___ Records supplied ___
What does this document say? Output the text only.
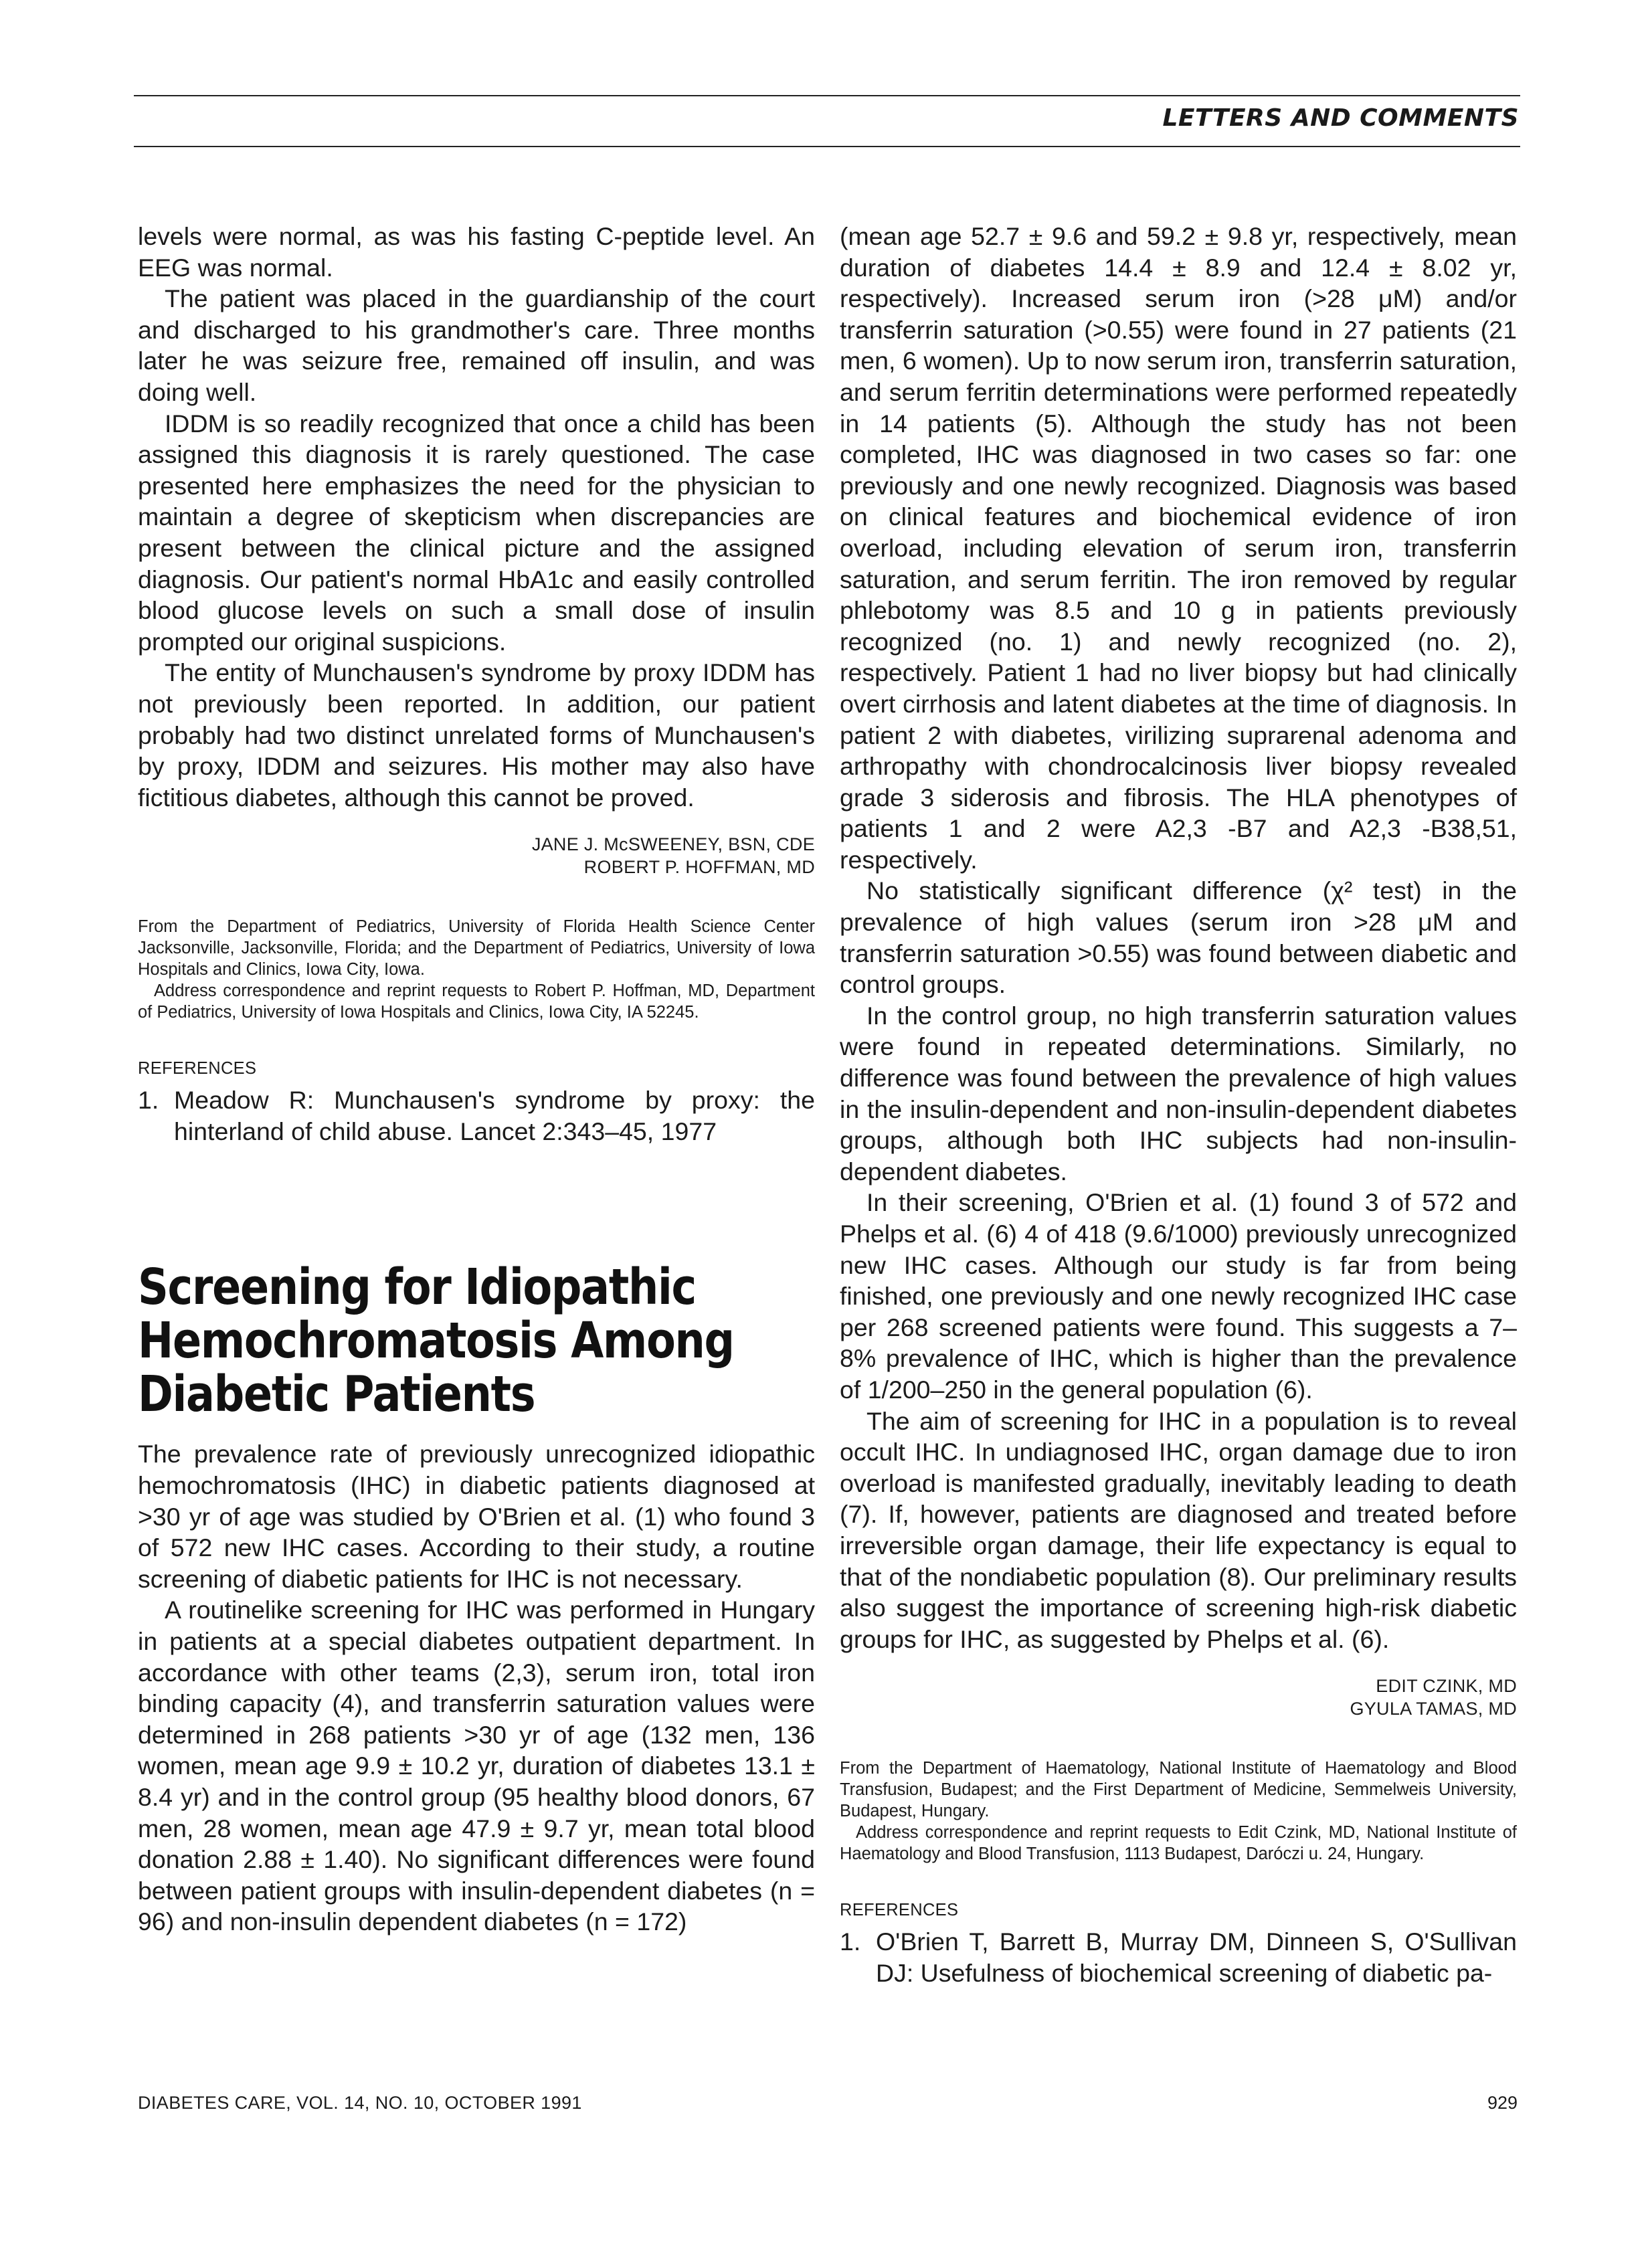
LETTERS AND COMMENTS

levels were normal, as was his fasting C-peptide level. An EEG was normal.

The patient was placed in the guardianship of the court and discharged to his grandmother's care. Three months later he was seizure free, remained off insulin, and was doing well.

IDDM is so readily recognized that once a child has been assigned this diagnosis it is rarely questioned. The case presented here emphasizes the need for the physician to maintain a degree of skepticism when discrepancies are present between the clinical picture and the assigned diagnosis. Our patient's normal HbA1c and easily controlled blood glucose levels on such a small dose of insulin prompted our original suspicions.

The entity of Munchausen's syndrome by proxy IDDM has not previously been reported. In addition, our patient probably had two distinct unrelated forms of Munchausen's by proxy, IDDM and seizures. His mother may also have fictitious diabetes, although this cannot be proved.

JANE J. McSWEENEY, BSN, CDE
ROBERT P. HOFFMAN, MD

From the Department of Pediatrics, University of Florida Health Science Center Jacksonville, Jacksonville, Florida; and the Department of Pediatrics, University of Iowa Hospitals and Clinics, Iowa City, Iowa.

Address correspondence and reprint requests to Robert P. Hoffman, MD, Department of Pediatrics, University of Iowa Hospitals and Clinics, Iowa City, IA 52245.

REFERENCES
1. Meadow R: Munchausen's syndrome by proxy: the hinterland of child abuse. Lancet 2:343–45, 1977
Screening for Idiopathic Hemochromatosis Among Diabetic Patients

The prevalence rate of previously unrecognized idiopathic hemochromatosis (IHC) in diabetic patients diagnosed at >30 yr of age was studied by O'Brien et al. (1) who found 3 of 572 new IHC cases. According to their study, a routine screening of diabetic patients for IHC is not necessary.

A routinelike screening for IHC was performed in Hungary in patients at a special diabetes outpatient department. In accordance with other teams (2,3), serum iron, total iron binding capacity (4), and transferrin saturation values were determined in 268 patients >30 yr of age (132 men, 136 women, mean age 9.9 ± 10.2 yr, duration of diabetes 13.1 ± 8.4 yr) and in the control group (95 healthy blood donors, 67 men, 28 women, mean age 47.9 ± 9.7 yr, mean total blood donation 2.88 ± 1.40). No significant differences were found between patient groups with insulin-dependent diabetes (n = 96) and non-insulin dependent diabetes (n = 172)

(mean age 52.7 ± 9.6 and 59.2 ± 9.8 yr, respectively, mean duration of diabetes 14.4 ± 8.9 and 12.4 ± 8.02 yr, respectively). Increased serum iron (>28 μM) and/or transferrin saturation (>0.55) were found in 27 patients (21 men, 6 women). Up to now serum iron, transferrin saturation, and serum ferritin determinations were performed repeatedly in 14 patients (5). Although the study has not been completed, IHC was diagnosed in two cases so far: one previously and one newly recognized. Diagnosis was based on clinical features and biochemical evidence of iron overload, including elevation of serum iron, transferrin saturation, and serum ferritin. The iron removed by regular phlebotomy was 8.5 and 10 g in patients previously recognized (no. 1) and newly recognized (no. 2), respectively. Patient 1 had no liver biopsy but had clinically overt cirrhosis and latent diabetes at the time of diagnosis. In patient 2 with diabetes, virilizing suprarenal adenoma and arthropathy with chondrocalcinosis liver biopsy revealed grade 3 siderosis and fibrosis. The HLA phenotypes of patients 1 and 2 were A2,3 -B7 and A2,3 -B38,51, respectively.

No statistically significant difference (χ² test) in the prevalence of high values (serum iron >28 μM and transferrin saturation >0.55) was found between diabetic and control groups.

In the control group, no high transferrin saturation values were found in repeated determinations. Similarly, no difference was found between the prevalence of high values in the insulin-dependent and non-insulin-dependent diabetes groups, although both IHC subjects had non-insulin-dependent diabetes.

In their screening, O'Brien et al. (1) found 3 of 572 and Phelps et al. (6) 4 of 418 (9.6/1000) previously unrecognized new IHC cases. Although our study is far from being finished, one previously and one newly recognized IHC case per 268 screened patients were found. This suggests a 7–8% prevalence of IHC, which is higher than the prevalence of 1/200–250 in the general population (6).

The aim of screening for IHC in a population is to reveal occult IHC. In undiagnosed IHC, organ damage due to iron overload is manifested gradually, inevitably leading to death (7). If, however, patients are diagnosed and treated before irreversible organ damage, their life expectancy is equal to that of the nondiabetic population (8). Our preliminary results also suggest the importance of screening high-risk diabetic groups for IHC, as suggested by Phelps et al. (6).

EDIT CZINK, MD
GYULA TAMAS, MD

From the Department of Haematology, National Institute of Haematology and Blood Transfusion, Budapest; and the First Department of Medicine, Semmelweis University, Budapest, Hungary.

Address correspondence and reprint requests to Edit Czink, MD, National Institute of Haematology and Blood Transfusion, 1113 Budapest, Daróczi u. 24, Hungary.

REFERENCES
1. O'Brien T, Barrett B, Murray DM, Dinneen S, O'Sullivan DJ: Usefulness of biochemical screening of diabetic pa-
DIABETES CARE, VOL. 14, NO. 10, OCTOBER 1991	929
___
**Required work**
Print the material exactly as given, but not the pictures.

**Task answer**
What does this document say? Output the text only.
LETTERS AND COMMENTS

levels were normal, as was his fasting C-peptide level. An EEG was normal.

The patient was placed in the guardianship of the court and discharged to his grandmother's care. Three months later he was seizure free, remained off insulin, and was doing well.

IDDM is so readily recognized that once a child has been assigned this diagnosis it is rarely questioned. The case presented here emphasizes the need for the physician to maintain a degree of skepticism when discrepancies are present between the clinical picture and the assigned diagnosis. Our patient's normal HbA1c and easily controlled blood glucose levels on such a small dose of insulin prompted our original suspicions.

The entity of Munchausen's syndrome by proxy IDDM has not previously been reported. In addition, our patient probably had two distinct unrelated forms of Munchausen's by proxy, IDDM and seizures. His mother may also have fictitious diabetes, although this cannot be proved.

JANE J. McSWEENEY, BSN, CDE
ROBERT P. HOFFMAN, MD

From the Department of Pediatrics, University of Florida Health Science Center Jacksonville, Jacksonville, Florida; and the Department of Pediatrics, University of Iowa Hospitals and Clinics, Iowa City, Iowa.

Address correspondence and reprint requests to Robert P. Hoffman, MD, Department of Pediatrics, University of Iowa Hospitals and Clinics, Iowa City, IA 52245.

REFERENCES
1. Meadow R: Munchausen's syndrome by proxy: the hinterland of child abuse. Lancet 2:343–45, 1977
Screening for Idiopathic Hemochromatosis Among Diabetic Patients

The prevalence rate of previously unrecognized idiopathic hemochromatosis (IHC) in diabetic patients diagnosed at >30 yr of age was studied by O'Brien et al. (1) who found 3 of 572 new IHC cases. According to their study, a routine screening of diabetic patients for IHC is not necessary.

A routinelike screening for IHC was performed in Hungary in patients at a special diabetes outpatient department. In accordance with other teams (2,3), serum iron, total iron binding capacity (4), and transferrin saturation values were determined in 268 patients >30 yr of age (132 men, 136 women, mean age 9.9 ± 10.2 yr, duration of diabetes 13.1 ± 8.4 yr) and in the control group (95 healthy blood donors, 67 men, 28 women, mean age 47.9 ± 9.7 yr, mean total blood donation 2.88 ± 1.40). No significant differences were found between patient groups with insulin-dependent diabetes (n = 96) and non-insulin dependent diabetes (n = 172)

(mean age 52.7 ± 9.6 and 59.2 ± 9.8 yr, respectively, mean duration of diabetes 14.4 ± 8.9 and 12.4 ± 8.02 yr, respectively). Increased serum iron (>28 μM) and/or transferrin saturation (>0.55) were found in 27 patients (21 men, 6 women). Up to now serum iron, transferrin saturation, and serum ferritin determinations were performed repeatedly in 14 patients (5). Although the study has not been completed, IHC was diagnosed in two cases so far: one previously and one newly recognized. Diagnosis was based on clinical features and biochemical evidence of iron overload, including elevation of serum iron, transferrin saturation, and serum ferritin. The iron removed by regular phlebotomy was 8.5 and 10 g in patients previously recognized (no. 1) and newly recognized (no. 2), respectively. Patient 1 had no liver biopsy but had clinically overt cirrhosis and latent diabetes at the time of diagnosis. In patient 2 with diabetes, virilizing suprarenal adenoma and arthropathy with chondrocalcinosis liver biopsy revealed grade 3 siderosis and fibrosis. The HLA phenotypes of patients 1 and 2 were A2,3 -B7 and A2,3 -B38,51, respectively.

No statistically significant difference (χ² test) in the prevalence of high values (serum iron >28 μM and transferrin saturation >0.55) was found between diabetic and control groups.

In the control group, no high transferrin saturation values were found in repeated determinations. Similarly, no difference was found between the prevalence of high values in the insulin-dependent and non-insulin-dependent diabetes groups, although both IHC subjects had non-insulin-dependent diabetes.

In their screening, O'Brien et al. (1) found 3 of 572 and Phelps et al. (6) 4 of 418 (9.6/1000) previously unrecognized new IHC cases. Although our study is far from being finished, one previously and one newly recognized IHC case per 268 screened patients were found. This suggests a 7–8% prevalence of IHC, which is higher than the prevalence of 1/200–250 in the general population (6).

The aim of screening for IHC in a population is to reveal occult IHC. In undiagnosed IHC, organ damage due to iron overload is manifested gradually, inevitably leading to death (7). If, however, patients are diagnosed and treated before irreversible organ damage, their life expectancy is equal to that of the nondiabetic population (8). Our preliminary results also suggest the importance of screening high-risk diabetic groups for IHC, as suggested by Phelps et al. (6).

EDIT CZINK, MD
GYULA TAMAS, MD

From the Department of Haematology, National Institute of Haematology and Blood Transfusion, Budapest; and the First Department of Medicine, Semmelweis University, Budapest, Hungary.

Address correspondence and reprint requests to Edit Czink, MD, National Institute of Haematology and Blood Transfusion, 1113 Budapest, Daróczi u. 24, Hungary.

REFERENCES
1. O'Brien T, Barrett B, Murray DM, Dinneen S, O'Sullivan DJ: Usefulness of biochemical screening of diabetic pa-
DIABETES CARE, VOL. 14, NO. 10, OCTOBER 1991	929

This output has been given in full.